Materials provided
▽

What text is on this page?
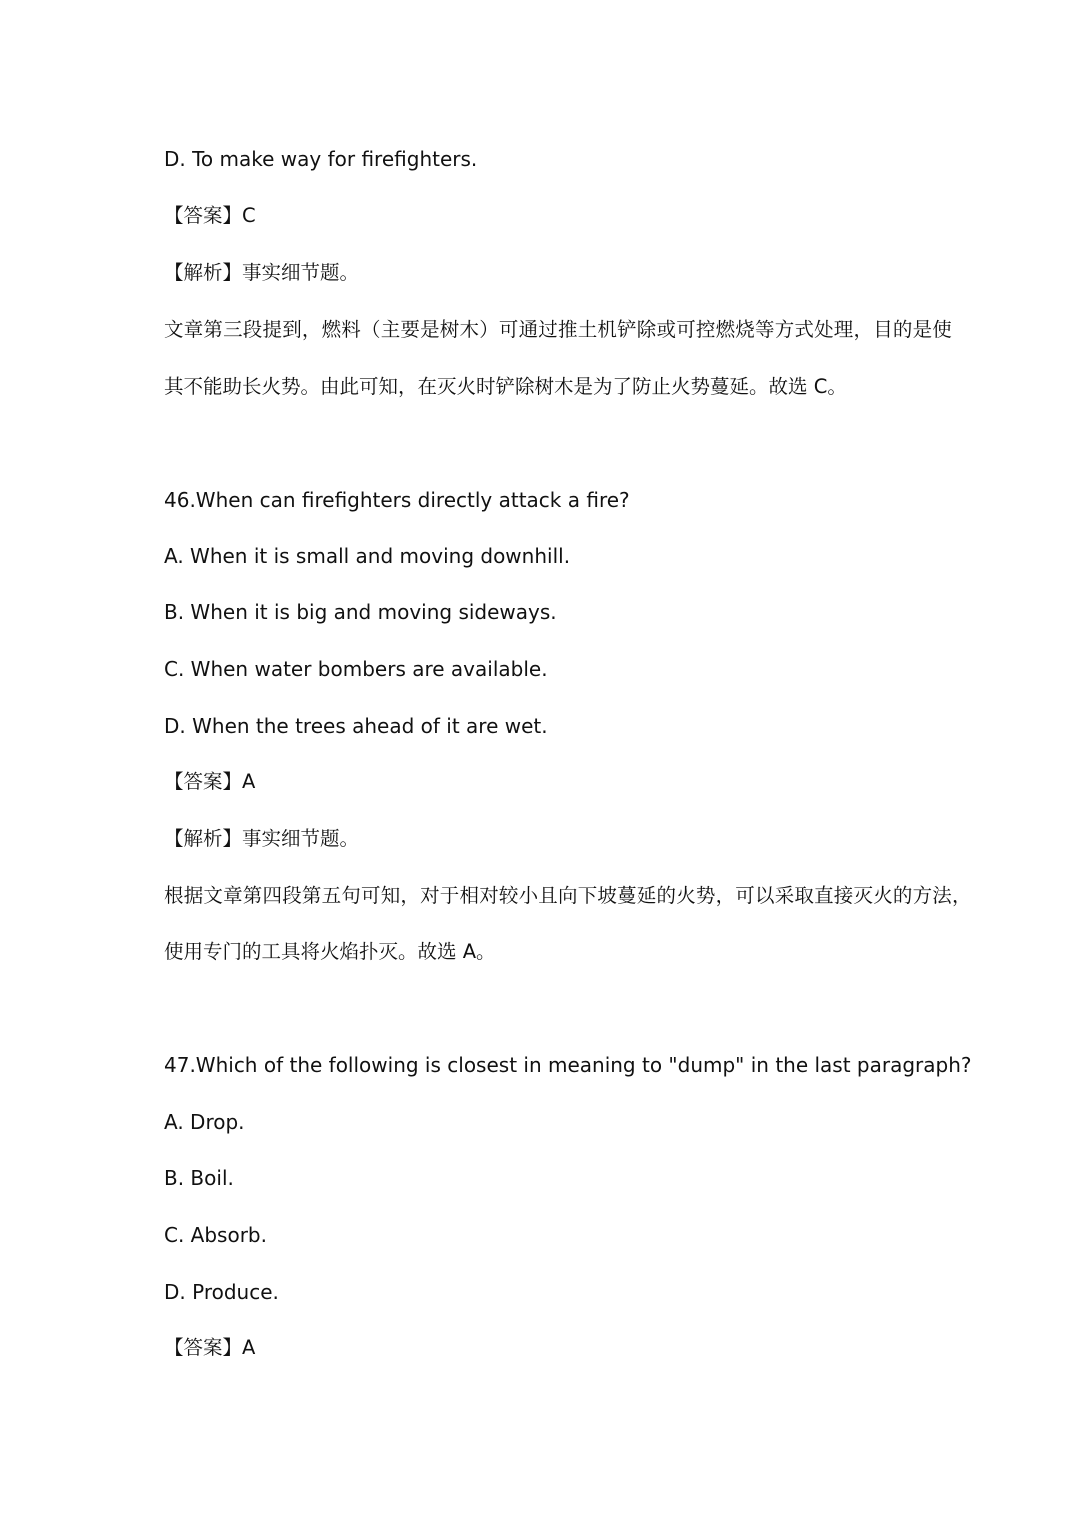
D. To make way for firefighters.
【答案】C
【解析】事实细节题。
文章第三段提到，燃料（主要是树木）可通过推土机铲除或可控燃烧等方式处理，目的是使
其不能助长火势。由此可知，在灭火时铲除树木是为了防止火势蔓延。故选 C。
46.When can firefighters directly attack a fire?
A. When it is small and moving downhill.
B. When it is big and moving sideways.
C. When water bombers are available.
D. When the trees ahead of it are wet.
【答案】A
【解析】事实细节题。
根据文章第四段第五句可知，对于相对较小且向下坡蔓延的火势，可以采取直接灭火的方法，
使用专门的工具将火焰扑灭。故选 A。
47.Which of the following is closest in meaning to "dump" in the last paragraph?
A. Drop.
B. Boil.
C. Absorb.
D. Produce.
【答案】A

△

What to do
Gather each line in the data that holds the string "moving".

Exercise output
A. When it is small and moving downhill.
B. When it is big and moving sideways.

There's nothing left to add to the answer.